╔══
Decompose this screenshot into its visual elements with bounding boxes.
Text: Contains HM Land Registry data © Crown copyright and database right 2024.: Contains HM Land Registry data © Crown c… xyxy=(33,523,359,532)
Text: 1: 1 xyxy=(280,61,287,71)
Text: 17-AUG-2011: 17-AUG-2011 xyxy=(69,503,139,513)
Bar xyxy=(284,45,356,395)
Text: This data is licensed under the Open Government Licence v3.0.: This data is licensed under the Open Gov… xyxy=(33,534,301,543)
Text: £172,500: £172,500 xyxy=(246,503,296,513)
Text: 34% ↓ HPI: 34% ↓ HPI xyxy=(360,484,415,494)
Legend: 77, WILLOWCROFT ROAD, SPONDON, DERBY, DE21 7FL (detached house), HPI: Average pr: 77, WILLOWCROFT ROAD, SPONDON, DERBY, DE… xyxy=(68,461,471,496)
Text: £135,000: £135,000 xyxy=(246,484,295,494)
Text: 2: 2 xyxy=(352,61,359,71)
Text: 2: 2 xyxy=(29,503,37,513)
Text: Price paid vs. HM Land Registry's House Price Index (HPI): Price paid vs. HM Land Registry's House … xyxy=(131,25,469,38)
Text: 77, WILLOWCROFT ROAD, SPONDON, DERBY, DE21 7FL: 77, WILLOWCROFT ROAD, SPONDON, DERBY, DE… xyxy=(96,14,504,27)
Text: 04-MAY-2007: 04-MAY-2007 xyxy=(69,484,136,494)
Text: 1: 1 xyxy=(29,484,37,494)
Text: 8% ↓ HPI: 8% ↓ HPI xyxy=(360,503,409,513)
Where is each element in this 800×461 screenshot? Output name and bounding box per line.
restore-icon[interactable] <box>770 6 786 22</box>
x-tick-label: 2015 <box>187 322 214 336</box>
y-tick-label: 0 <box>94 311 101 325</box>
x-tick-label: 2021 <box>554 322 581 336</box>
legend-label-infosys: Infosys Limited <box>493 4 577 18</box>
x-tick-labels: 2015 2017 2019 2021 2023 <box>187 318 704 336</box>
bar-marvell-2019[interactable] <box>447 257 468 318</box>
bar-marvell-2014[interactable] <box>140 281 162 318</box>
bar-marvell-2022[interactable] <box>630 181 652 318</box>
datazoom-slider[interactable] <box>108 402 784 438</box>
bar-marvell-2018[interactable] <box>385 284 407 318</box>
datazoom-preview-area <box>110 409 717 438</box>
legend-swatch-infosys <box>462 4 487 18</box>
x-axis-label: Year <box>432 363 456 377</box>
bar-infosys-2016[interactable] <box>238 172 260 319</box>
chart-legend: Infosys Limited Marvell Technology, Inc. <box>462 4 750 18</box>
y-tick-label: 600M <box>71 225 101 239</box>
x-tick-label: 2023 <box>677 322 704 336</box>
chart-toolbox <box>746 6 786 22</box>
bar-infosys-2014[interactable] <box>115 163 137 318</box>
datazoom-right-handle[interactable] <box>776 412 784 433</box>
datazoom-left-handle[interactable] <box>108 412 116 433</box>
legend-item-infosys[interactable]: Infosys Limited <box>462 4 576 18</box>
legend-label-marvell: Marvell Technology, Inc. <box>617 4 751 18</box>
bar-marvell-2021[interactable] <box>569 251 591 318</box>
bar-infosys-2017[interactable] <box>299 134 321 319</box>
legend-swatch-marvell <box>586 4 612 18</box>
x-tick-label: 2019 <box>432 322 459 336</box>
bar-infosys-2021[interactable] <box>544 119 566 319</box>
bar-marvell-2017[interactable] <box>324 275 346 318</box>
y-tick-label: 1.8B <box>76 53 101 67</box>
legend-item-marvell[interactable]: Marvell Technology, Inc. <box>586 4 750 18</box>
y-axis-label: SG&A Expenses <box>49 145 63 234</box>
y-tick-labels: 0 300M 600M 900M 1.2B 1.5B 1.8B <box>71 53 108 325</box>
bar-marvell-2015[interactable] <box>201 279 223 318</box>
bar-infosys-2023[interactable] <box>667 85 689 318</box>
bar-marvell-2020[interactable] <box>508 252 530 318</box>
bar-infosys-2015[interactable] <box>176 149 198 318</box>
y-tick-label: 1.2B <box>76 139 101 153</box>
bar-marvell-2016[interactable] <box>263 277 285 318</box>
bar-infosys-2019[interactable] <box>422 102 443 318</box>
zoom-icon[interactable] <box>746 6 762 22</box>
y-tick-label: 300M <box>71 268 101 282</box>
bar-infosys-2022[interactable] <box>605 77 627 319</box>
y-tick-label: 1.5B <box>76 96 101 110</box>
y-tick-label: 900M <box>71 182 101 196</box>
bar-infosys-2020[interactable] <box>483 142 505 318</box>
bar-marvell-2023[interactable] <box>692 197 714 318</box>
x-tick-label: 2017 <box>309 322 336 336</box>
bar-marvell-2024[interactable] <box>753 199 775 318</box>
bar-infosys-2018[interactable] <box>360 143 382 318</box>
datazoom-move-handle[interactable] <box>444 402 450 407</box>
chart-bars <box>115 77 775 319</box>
╚══
What to work on.
Tally the lines in the listing above that contain the string "bounding", and reply with that number only.

Response for this exercise.
2